◆ GIVEN EXERCISE ◆
Provide an exact copy of the data, excluding the images.

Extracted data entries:
──────────

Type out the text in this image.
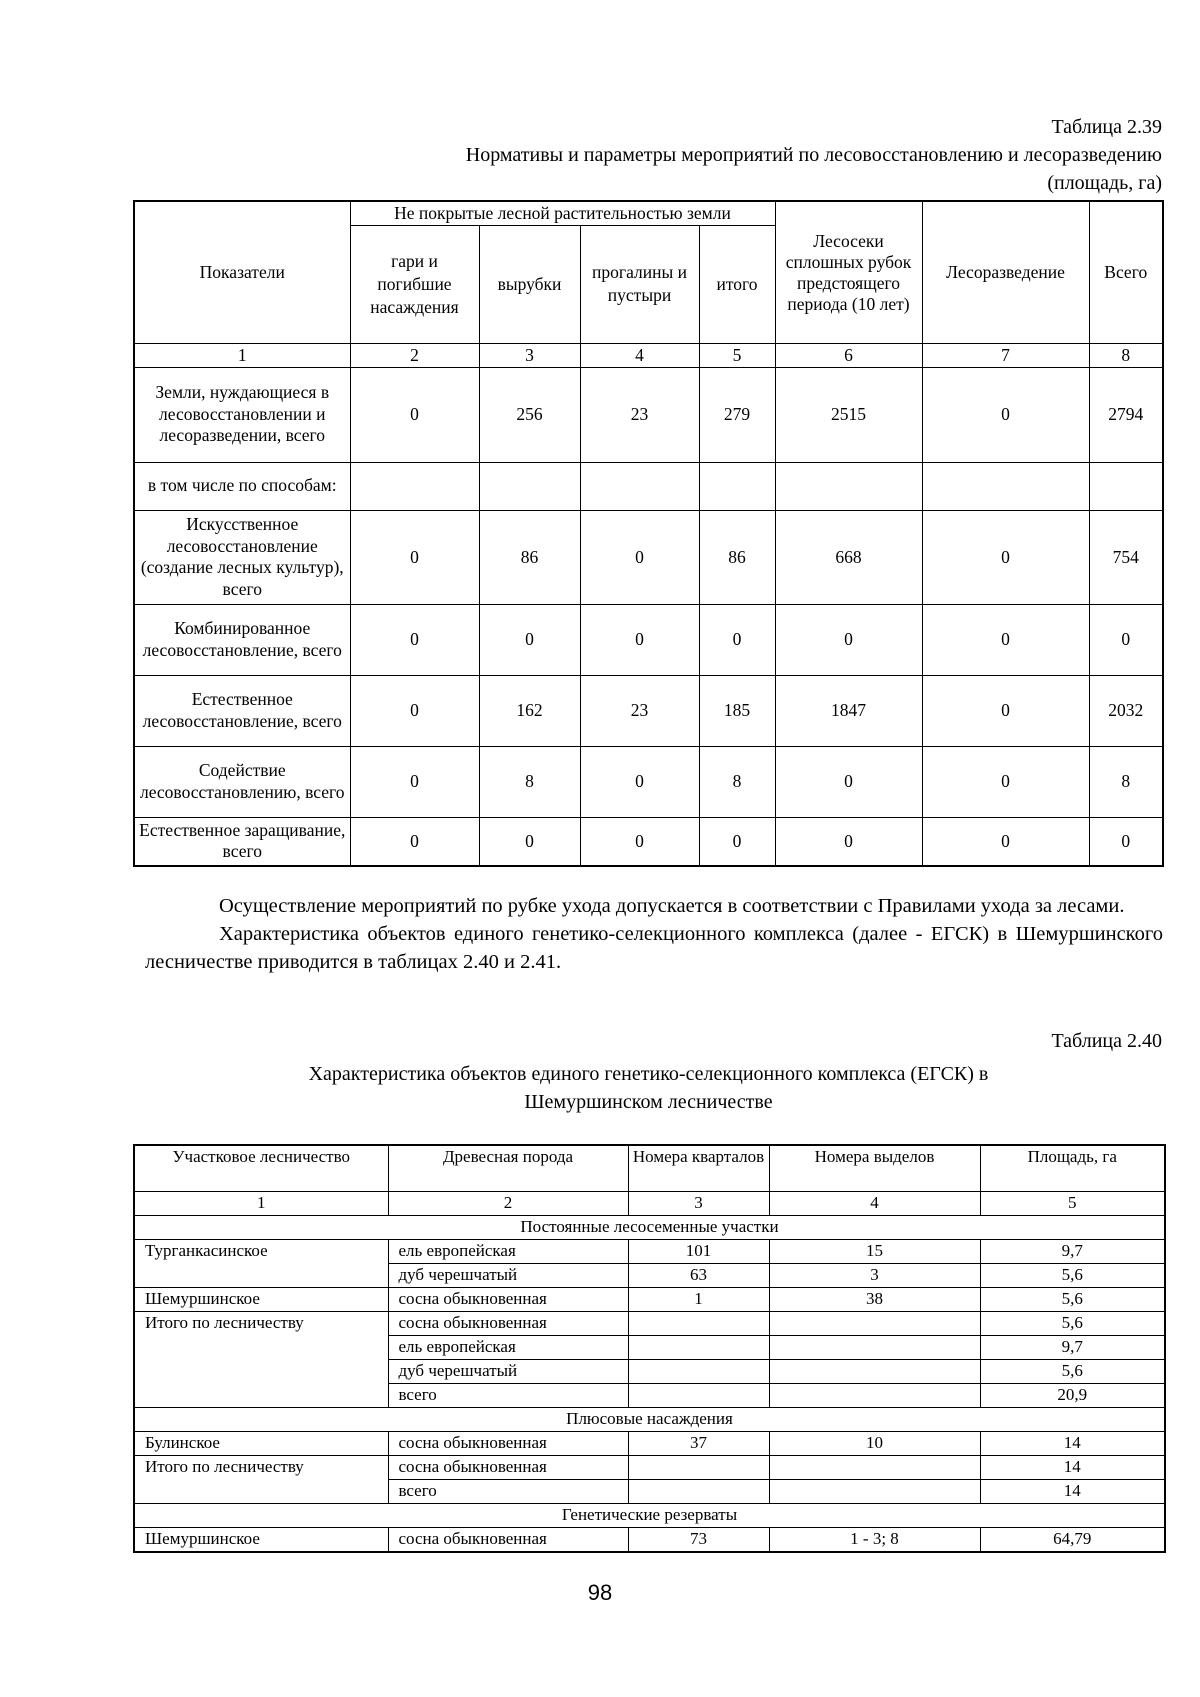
Таблица 2.39
Нормативы и параметры мероприятий по лесовосстановлению и лесоразведению
(площадь, га)
Показатели	Не покрытые лесной растительностью земли				Лесосеки сплошных рубок предстоящего периода (10 лет)	Лесоразведение	Всего
	гари и погибшие насаждения	вырубки	прогалины и пустыри	итого			
1	2	3	4	5	6	7	8
Земли, нуждающиеся в лесовосстановлении и лесоразведении, всего	0	256	23	279	2515	0	2794
в том числе по способам:							
Искусственное лесовосстановление (создание лесных культур), всего	0	86	0	86	668	0	754
Комбинированное лесовосстановление, всего	0	0	0	0	0	0	0
Естественное лесовосстановление, всего	0	162	23	185	1847	0	2032
Содействие лесовосстановлению, всего	0	8	0	8	0	0	8
Естественное заращивание, всего	0	0	0	0	0	0	0

Осуществление мероприятий по рубке ухода допускается в соответствии с Правилами ухода за лесами.

Характеристика объектов единого генетико-селекционного комплекса (далее - ЕГСК) в Шемуршинского лесничестве приводится в таблицах 2.40 и 2.41.

Таблица 2.40
Характеристика объектов единого генетико-селекционного комплекса (ЕГСК) в
Шемуршинском лесничестве
Участковое лесничество	Древесная порода	Номера кварталов	Номера выделов	Площадь, га
1	2	3	4	5
Постоянные лесосеменные участки				
Турганкасинское	ель европейская	101	15	9,7
	дуб черешчатый	63	3	5,6
Шемуршинское	сосна обыкновенная	1	38	5,6
Итого по лесничеству	сосна обыкновенная			5,6
	ель европейская			9,7
	дуб черешчатый			5,6
	всего			20,9
Плюсовые насаждения				
Булинское	сосна обыкновенная	37	10	14
Итого по лесничеству	сосна обыкновенная			14
	всего			14
Генетические резерваты				
Шемуршинское	сосна обыкновенная	73	1 - 3; 8	64,79
98
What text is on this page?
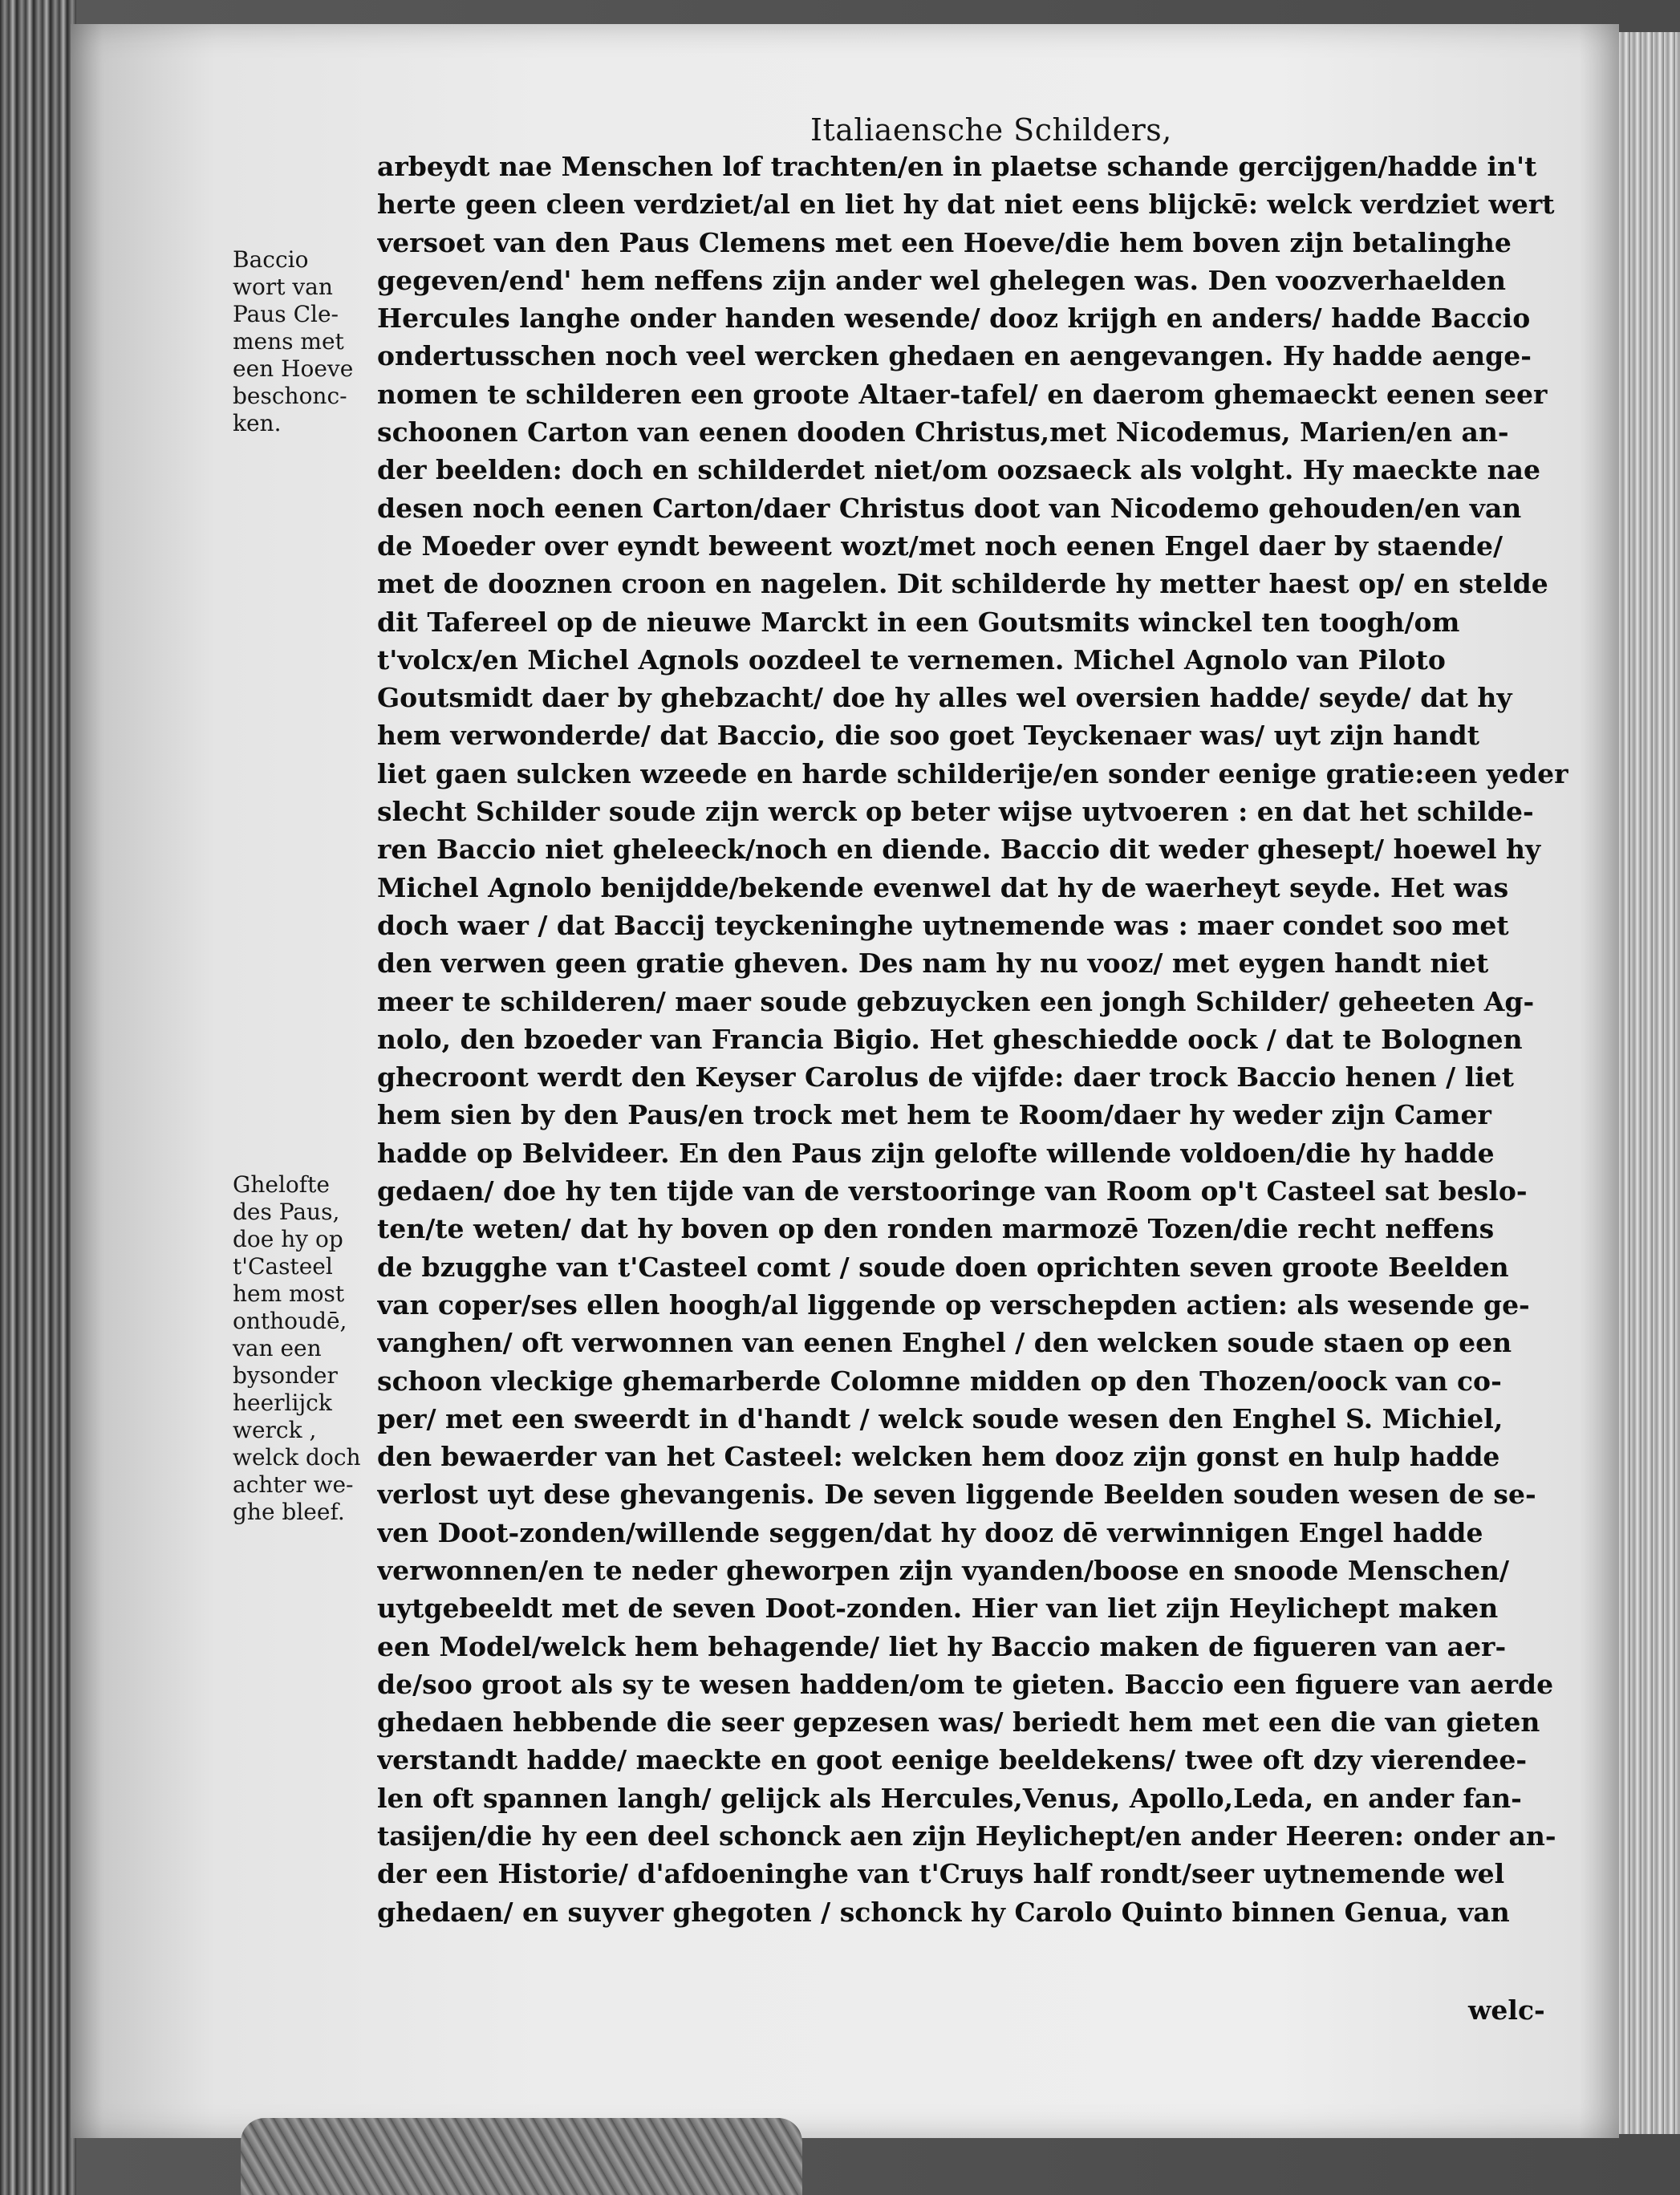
Italiaensche Schilders,
Baccio
wort van
Paus Cle-
mens met
een Hoeve
beschonc-
ken.
Ghelofte
des Paus,
doe hy op
t'Casteel
hem most
onthoudē,
van een
bysonder
heerlijck
werck ,
welck doch
achter we-
ghe bleef.
arbeydt nae Menschen lof trachten/en in plaetse schande gercijgen/hadde in't
herte geen cleen verdziet/al en liet hy dat niet eens blijckē: welck verdziet wert
versoet van den Paus Clemens met een Hoeve/die hem boven zijn betalinghe
gegeven/end' hem neffens zijn ander wel ghelegen was. Den voozverhaelden
Hercules langhe onder handen wesende/ dooz krijgh en anders/ hadde Baccio
ondertusschen noch veel wercken ghedaen en aengevangen. Hy hadde aenge-
nomen te schilderen een groote Altaer-tafel/ en daerom ghemaeckt eenen seer
schoonen Carton van eenen dooden Christus,met Nicodemus, Marien/en an-
der beelden: doch en schilderdet niet/om oozsaeck als volght. Hy maeckte nae
desen noch eenen Carton/daer Christus doot van Nicodemo gehouden/en van
de Moeder over eyndt beweent wozt/met noch eenen Engel daer by staende/
met de dooznen croon en nagelen. Dit schilderde hy metter haest op/ en stelde
dit Tafereel op de nieuwe Marckt in een Goutsmits winckel ten toogh/om
t'volcx/en Michel Agnols oozdeel te vernemen. Michel Agnolo van Piloto
Goutsmidt daer by ghebzacht/ doe hy alles wel oversien hadde/ seyde/ dat hy
hem verwonderde/ dat Baccio, die soo goet Teyckenaer was/ uyt zijn handt
liet gaen sulcken wzeede en harde schilderije/en sonder eenige gratie:een yeder
slecht Schilder soude zijn werck op beter wijse uytvoeren : en dat het schilde-
ren Baccio niet gheleeck/noch en diende. Baccio dit weder ghesept/ hoewel hy
Michel Agnolo benijdde/bekende evenwel dat hy de waerheyt seyde. Het was
doch waer / dat Baccij teyckeninghe uytnemende was : maer condet soo met
den verwen geen gratie gheven. Des nam hy nu vooz/ met eygen handt niet
meer te schilderen/ maer soude gebzuycken een jongh Schilder/ geheeten Ag-
nolo, den bzoeder van Francia Bigio. Het gheschiedde oock / dat te Bolognen
ghecroont werdt den Keyser Carolus de vijfde: daer trock Baccio henen / liet
hem sien by den Paus/en trock met hem te Room/daer hy weder zijn Camer
hadde op Belvideer. En den Paus zijn gelofte willende voldoen/die hy hadde
gedaen/ doe hy ten tijde van de verstooringe van Room op't Casteel sat beslo-
ten/te weten/ dat hy boven op den ronden marmozē Tozen/die recht neffens
de bzugghe van t'Casteel comt / soude doen oprichten seven groote Beelden
van coper/ses ellen hoogh/al liggende op verschepden actien: als wesende ge-
vanghen/ oft verwonnen van eenen Enghel / den welcken soude staen op een
schoon vleckige ghemarberde Colomne midden op den Thozen/oock van co-
per/ met een sweerdt in d'handt / welck soude wesen den Enghel S. Michiel,
den bewaerder van het Casteel: welcken hem dooz zijn gonst en hulp hadde
verlost uyt dese ghevangenis. De seven liggende Beelden souden wesen de se-
ven Doot-zonden/willende seggen/dat hy dooz dē verwinnigen Engel hadde
verwonnen/en te neder gheworpen zijn vyanden/boose en snoode Menschen/
uytgebeeldt met de seven Doot-zonden. Hier van liet zijn Heylichept maken
een Model/welck hem behagende/ liet hy Baccio maken de figueren van aer-
de/soo groot als sy te wesen hadden/om te gieten. Baccio een figuere van aerde
ghedaen hebbende die seer gepzesen was/ beriedt hem met een die van gieten
verstandt hadde/ maeckte en goot eenige beeldekens/ twee oft dzy vierendee-
len oft spannen langh/ gelijck als Hercules,Venus, Apollo,Leda, en ander fan-
tasijen/die hy een deel schonck aen zijn Heylichept/en ander Heeren: onder an-
der een Historie/ d'afdoeninghe van t'Cruys half rondt/seer uytnemende wel
ghedaen/ en suyver ghegoten / schonck hy Carolo Quinto binnen Genua, van
welc-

──────────

◆ WORKED ANSWER ◆
Type out the text in this image.
Таблица 2.39
Нормативы и параметры мероприятий по лесовосстановлению и лесоразведению
(площадь, га)
Показатели	Не покрытые лесной растительностью земли				Лесосеки сплошных рубок предстоящего периода (10 лет)	Лесоразведение	Всего
	гари и погибшие насаждения	вырубки	прогалины и пустыри	итого			
1	2	3	4	5	6	7	8
Земли, нуждающиеся в лесовосстановлении и лесоразведении, всего	0	256	23	279	2515	0	2794
в том числе по способам:							
Искусственное лесовосстановление (создание лесных культур), всего	0	86	0	86	668	0	754
Комбинированное лесовосстановление, всего	0	0	0	0	0	0	0
Естественное лесовосстановление, всего	0	162	23	185	1847	0	2032
Содействие лесовосстановлению, всего	0	8	0	8	0	0	8
Естественное заращивание, всего	0	0	0	0	0	0	0

Осуществление мероприятий по рубке ухода допускается в соответствии с Правилами ухода за лесами.

Характеристика объектов единого генетико-селекционного комплекса (далее - ЕГСК) в Шемуршинского лесничестве приводится в таблицах 2.40 и 2.41.

Таблица 2.40
Характеристика объектов единого генетико-селекционного комплекса (ЕГСК) в
Шемуршинском лесничестве
Участковое лесничество	Древесная порода	Номера кварталов	Номера выделов	Площадь, га
1	2	3	4	5
Постоянные лесосеменные участки				
Турганкасинское	ель европейская	101	15	9,7
	дуб черешчатый	63	3	5,6
Шемуршинское	сосна обыкновенная	1	38	5,6
Итого по лесничеству	сосна обыкновенная			5,6
	ель европейская			9,7
	дуб черешчатый			5,6
	всего			20,9
Плюсовые насаждения				
Булинское	сосна обыкновенная	37	10	14
Итого по лесничеству	сосна обыкновенная			14
	всего			14
Генетические резерваты				
Шемуршинское	сосна обыкновенная	73	1 - 3; 8	64,79
98
What text is on this page?
Italiaensche Schilders,
Baccio
wort van
Paus Cle-
mens met
een Hoeve
beschonc-
ken.
Ghelofte
des Paus,
doe hy op
t'Casteel
hem most
onthoudē,
van een
bysonder
heerlijck
werck ,
welck doch
achter we-
ghe bleef.
arbeydt nae Menschen lof trachten/en in plaetse schande gercijgen/hadde in't
herte geen cleen verdziet/al en liet hy dat niet eens blijckē: welck verdziet wert
versoet van den Paus Clemens met een Hoeve/die hem boven zijn betalinghe
gegeven/end' hem neffens zijn ander wel ghelegen was. Den voozverhaelden
Hercules langhe onder handen wesende/ dooz krijgh en anders/ hadde Baccio
ondertusschen noch veel wercken ghedaen en aengevangen. Hy hadde aenge-
nomen te schilderen een groote Altaer-tafel/ en daerom ghemaeckt eenen seer
schoonen Carton van eenen dooden Christus,met Nicodemus, Marien/en an-
der beelden: doch en schilderdet niet/om oozsaeck als volght. Hy maeckte nae
desen noch eenen Carton/daer Christus doot van Nicodemo gehouden/en van
de Moeder over eyndt beweent wozt/met noch eenen Engel daer by staende/
met de dooznen croon en nagelen. Dit schilderde hy metter haest op/ en stelde
dit Tafereel op de nieuwe Marckt in een Goutsmits winckel ten toogh/om
t'volcx/en Michel Agnols oozdeel te vernemen. Michel Agnolo van Piloto
Goutsmidt daer by ghebzacht/ doe hy alles wel oversien hadde/ seyde/ dat hy
hem verwonderde/ dat Baccio, die soo goet Teyckenaer was/ uyt zijn handt
liet gaen sulcken wzeede en harde schilderije/en sonder eenige gratie:een yeder
slecht Schilder soude zijn werck op beter wijse uytvoeren : en dat het schilde-
ren Baccio niet gheleeck/noch en diende. Baccio dit weder ghesept/ hoewel hy
Michel Agnolo benijdde/bekende evenwel dat hy de waerheyt seyde. Het was
doch waer / dat Baccij teyckeninghe uytnemende was : maer condet soo met
den verwen geen gratie gheven. Des nam hy nu vooz/ met eygen handt niet
meer te schilderen/ maer soude gebzuycken een jongh Schilder/ geheeten Ag-
nolo, den bzoeder van Francia Bigio. Het gheschiedde oock / dat te Bolognen
ghecroont werdt den Keyser Carolus de vijfde: daer trock Baccio henen / liet
hem sien by den Paus/en trock met hem te Room/daer hy weder zijn Camer
hadde op Belvideer. En den Paus zijn gelofte willende voldoen/die hy hadde
gedaen/ doe hy ten tijde van de verstooringe van Room op't Casteel sat beslo-
ten/te weten/ dat hy boven op den ronden marmozē Tozen/die recht neffens
de bzugghe van t'Casteel comt / soude doen oprichten seven groote Beelden
van coper/ses ellen hoogh/al liggende op verschepden actien: als wesende ge-
vanghen/ oft verwonnen van eenen Enghel / den welcken soude staen op een
schoon vleckige ghemarberde Colomne midden op den Thozen/oock van co-
per/ met een sweerdt in d'handt / welck soude wesen den Enghel S. Michiel,
den bewaerder van het Casteel: welcken hem dooz zijn gonst en hulp hadde
verlost uyt dese ghevangenis. De seven liggende Beelden souden wesen de se-
ven Doot-zonden/willende seggen/dat hy dooz dē verwinnigen Engel hadde
verwonnen/en te neder gheworpen zijn vyanden/boose en snoode Menschen/
uytgebeeldt met de seven Doot-zonden. Hier van liet zijn Heylichept maken
een Model/welck hem behagende/ liet hy Baccio maken de figueren van aer-
de/soo groot als sy te wesen hadden/om te gieten. Baccio een figuere van aerde
ghedaen hebbende die seer gepzesen was/ beriedt hem met een die van gieten
verstandt hadde/ maeckte en goot eenige beeldekens/ twee oft dzy vierendee-
len oft spannen langh/ gelijck als Hercules,Venus, Apollo,Leda, en ander fan-
tasijen/die hy een deel schonck aen zijn Heylichept/en ander Heeren: onder an-
der een Historie/ d'afdoeninghe van t'Cruys half rondt/seer uytnemende wel
ghedaen/ en suyver ghegoten / schonck hy Carolo Quinto binnen Genua, van
welc-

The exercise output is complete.